**Direction:**
Go through the listing below and gather every line with the word "étaient".

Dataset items

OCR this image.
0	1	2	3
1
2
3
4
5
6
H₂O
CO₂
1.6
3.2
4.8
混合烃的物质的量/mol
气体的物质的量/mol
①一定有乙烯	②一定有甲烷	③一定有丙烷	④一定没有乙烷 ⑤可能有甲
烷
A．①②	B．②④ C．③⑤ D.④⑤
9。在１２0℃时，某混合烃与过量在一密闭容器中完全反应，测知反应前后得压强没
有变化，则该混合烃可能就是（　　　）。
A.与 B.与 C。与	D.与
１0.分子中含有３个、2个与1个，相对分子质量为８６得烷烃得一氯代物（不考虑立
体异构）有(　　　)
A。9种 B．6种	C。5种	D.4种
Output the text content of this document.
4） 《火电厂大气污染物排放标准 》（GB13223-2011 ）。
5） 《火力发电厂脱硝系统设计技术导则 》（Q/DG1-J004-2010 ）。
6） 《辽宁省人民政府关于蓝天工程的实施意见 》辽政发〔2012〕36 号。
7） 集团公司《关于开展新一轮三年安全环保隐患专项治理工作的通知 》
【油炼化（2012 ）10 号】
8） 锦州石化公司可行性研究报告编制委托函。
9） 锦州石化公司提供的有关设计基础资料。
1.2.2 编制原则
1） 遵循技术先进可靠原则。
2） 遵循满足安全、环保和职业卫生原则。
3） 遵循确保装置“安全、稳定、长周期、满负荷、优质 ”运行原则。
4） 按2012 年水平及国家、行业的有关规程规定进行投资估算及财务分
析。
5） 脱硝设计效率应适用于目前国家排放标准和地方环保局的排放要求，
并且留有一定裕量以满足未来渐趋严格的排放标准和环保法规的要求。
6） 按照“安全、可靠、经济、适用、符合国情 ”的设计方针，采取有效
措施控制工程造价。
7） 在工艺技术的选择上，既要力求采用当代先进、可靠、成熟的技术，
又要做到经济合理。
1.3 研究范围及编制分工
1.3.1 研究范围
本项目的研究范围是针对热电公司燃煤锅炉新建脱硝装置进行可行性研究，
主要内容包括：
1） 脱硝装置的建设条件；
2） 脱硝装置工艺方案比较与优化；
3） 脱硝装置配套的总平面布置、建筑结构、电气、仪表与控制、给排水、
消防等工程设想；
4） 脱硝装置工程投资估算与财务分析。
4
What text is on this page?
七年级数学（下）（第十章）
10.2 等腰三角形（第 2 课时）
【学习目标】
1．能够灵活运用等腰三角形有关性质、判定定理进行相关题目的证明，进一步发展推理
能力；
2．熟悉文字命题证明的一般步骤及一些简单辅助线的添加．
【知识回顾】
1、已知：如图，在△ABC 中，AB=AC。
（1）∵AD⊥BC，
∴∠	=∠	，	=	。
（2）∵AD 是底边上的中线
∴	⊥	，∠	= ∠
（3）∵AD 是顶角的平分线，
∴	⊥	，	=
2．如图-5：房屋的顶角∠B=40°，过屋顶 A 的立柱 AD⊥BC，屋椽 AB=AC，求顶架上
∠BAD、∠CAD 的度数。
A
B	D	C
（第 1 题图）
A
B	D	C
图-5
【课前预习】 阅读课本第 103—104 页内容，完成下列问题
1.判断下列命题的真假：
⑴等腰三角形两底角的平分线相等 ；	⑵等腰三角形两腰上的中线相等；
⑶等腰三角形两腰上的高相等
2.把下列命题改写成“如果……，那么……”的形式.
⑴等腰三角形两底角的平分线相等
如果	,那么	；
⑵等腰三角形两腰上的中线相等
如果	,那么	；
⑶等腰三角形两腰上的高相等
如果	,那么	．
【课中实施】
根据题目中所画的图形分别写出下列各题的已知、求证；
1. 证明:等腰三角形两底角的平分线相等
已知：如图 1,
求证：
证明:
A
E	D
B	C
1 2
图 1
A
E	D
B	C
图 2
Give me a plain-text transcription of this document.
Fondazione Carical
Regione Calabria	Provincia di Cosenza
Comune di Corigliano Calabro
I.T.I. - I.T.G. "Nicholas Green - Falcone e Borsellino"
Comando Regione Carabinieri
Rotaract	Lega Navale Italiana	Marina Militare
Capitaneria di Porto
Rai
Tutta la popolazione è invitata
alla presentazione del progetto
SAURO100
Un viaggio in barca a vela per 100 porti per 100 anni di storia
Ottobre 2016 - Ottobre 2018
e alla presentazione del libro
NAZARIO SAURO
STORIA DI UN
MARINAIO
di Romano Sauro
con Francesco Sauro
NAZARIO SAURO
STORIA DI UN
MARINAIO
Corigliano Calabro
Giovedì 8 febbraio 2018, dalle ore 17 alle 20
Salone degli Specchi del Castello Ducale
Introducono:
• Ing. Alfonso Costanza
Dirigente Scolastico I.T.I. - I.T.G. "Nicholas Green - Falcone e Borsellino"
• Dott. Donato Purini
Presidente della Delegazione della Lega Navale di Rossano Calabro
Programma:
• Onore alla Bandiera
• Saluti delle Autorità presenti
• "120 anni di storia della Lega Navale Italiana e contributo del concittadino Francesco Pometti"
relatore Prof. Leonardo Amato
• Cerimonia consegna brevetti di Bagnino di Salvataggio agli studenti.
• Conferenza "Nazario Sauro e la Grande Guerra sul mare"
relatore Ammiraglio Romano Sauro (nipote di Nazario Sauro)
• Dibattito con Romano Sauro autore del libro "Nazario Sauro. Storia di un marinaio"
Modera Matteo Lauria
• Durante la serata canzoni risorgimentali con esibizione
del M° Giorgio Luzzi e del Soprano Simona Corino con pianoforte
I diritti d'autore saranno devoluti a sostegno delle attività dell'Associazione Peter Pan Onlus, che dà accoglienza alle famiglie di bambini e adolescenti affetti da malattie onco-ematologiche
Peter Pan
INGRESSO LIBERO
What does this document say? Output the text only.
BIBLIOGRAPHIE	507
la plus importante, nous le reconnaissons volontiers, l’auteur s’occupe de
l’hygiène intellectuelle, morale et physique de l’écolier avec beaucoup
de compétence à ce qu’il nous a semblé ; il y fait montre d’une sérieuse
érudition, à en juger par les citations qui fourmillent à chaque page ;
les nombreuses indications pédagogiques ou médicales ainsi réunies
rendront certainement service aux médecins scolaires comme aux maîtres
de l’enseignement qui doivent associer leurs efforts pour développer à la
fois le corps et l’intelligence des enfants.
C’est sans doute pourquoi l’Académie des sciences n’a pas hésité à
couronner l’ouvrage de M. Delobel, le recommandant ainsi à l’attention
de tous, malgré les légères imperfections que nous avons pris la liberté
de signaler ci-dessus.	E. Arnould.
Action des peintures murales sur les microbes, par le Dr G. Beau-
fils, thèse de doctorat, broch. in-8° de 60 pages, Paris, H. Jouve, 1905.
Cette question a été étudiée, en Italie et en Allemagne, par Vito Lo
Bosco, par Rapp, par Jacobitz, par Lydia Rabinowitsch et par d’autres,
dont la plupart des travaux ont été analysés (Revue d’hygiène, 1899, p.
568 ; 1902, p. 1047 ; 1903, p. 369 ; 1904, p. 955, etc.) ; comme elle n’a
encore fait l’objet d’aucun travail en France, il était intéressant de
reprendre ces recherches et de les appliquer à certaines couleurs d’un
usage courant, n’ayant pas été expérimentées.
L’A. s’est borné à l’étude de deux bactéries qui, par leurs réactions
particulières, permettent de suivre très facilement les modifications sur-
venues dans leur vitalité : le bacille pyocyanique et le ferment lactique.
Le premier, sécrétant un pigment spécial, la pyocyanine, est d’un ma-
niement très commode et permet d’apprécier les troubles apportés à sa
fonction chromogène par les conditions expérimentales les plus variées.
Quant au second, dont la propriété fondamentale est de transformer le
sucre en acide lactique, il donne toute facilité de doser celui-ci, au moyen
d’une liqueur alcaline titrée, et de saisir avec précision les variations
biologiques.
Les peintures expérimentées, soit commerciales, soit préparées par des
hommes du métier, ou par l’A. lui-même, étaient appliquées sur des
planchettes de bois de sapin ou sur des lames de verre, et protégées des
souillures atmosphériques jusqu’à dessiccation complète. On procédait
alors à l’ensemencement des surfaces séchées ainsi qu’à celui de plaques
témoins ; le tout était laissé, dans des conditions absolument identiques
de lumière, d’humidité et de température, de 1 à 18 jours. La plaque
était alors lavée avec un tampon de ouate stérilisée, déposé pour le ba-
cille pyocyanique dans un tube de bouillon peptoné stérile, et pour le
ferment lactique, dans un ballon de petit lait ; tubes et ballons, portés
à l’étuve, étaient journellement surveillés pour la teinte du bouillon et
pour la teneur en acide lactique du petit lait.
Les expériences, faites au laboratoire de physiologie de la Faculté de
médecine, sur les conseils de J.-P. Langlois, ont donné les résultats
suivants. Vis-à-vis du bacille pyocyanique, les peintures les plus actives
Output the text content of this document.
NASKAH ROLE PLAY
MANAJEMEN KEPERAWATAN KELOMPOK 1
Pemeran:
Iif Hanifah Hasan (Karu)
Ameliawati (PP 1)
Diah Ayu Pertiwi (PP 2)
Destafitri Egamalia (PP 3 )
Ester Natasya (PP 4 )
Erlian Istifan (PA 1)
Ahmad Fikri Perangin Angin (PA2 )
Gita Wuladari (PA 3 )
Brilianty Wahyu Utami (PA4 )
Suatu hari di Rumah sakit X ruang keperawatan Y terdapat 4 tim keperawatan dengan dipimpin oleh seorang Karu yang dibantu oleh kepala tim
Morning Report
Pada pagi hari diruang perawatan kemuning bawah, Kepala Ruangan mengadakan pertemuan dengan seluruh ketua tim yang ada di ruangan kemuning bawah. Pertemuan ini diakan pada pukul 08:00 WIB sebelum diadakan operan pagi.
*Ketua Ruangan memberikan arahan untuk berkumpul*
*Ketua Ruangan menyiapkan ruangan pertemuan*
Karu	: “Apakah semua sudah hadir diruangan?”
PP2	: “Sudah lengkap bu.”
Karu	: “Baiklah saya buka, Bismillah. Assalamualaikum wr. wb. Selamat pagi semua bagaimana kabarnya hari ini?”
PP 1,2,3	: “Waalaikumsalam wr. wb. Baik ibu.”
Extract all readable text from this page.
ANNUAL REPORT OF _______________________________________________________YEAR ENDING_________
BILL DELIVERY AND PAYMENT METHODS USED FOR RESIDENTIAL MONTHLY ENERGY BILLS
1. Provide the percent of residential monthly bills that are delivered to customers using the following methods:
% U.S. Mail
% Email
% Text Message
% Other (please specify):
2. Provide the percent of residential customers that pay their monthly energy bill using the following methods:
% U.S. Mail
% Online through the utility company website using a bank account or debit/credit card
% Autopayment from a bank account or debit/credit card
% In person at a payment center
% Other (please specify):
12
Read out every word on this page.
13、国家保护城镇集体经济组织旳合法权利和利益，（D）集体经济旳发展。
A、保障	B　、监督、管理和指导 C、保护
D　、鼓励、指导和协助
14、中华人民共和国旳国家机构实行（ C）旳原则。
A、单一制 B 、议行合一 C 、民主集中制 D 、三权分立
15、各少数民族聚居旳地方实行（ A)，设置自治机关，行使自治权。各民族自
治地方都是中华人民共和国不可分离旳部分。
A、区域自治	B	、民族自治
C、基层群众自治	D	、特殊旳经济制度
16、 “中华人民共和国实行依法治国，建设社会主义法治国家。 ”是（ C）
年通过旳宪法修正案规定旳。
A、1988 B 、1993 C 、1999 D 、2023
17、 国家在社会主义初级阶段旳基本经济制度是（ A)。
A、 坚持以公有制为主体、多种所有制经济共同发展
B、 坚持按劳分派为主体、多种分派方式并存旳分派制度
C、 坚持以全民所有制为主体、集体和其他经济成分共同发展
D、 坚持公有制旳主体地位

**Complete response:**
hommes du métier, ou par l’A. lui-même, étaient appliquées sur des
à l’étuve, étaient journellement surveillés pour la teinte du bouillon et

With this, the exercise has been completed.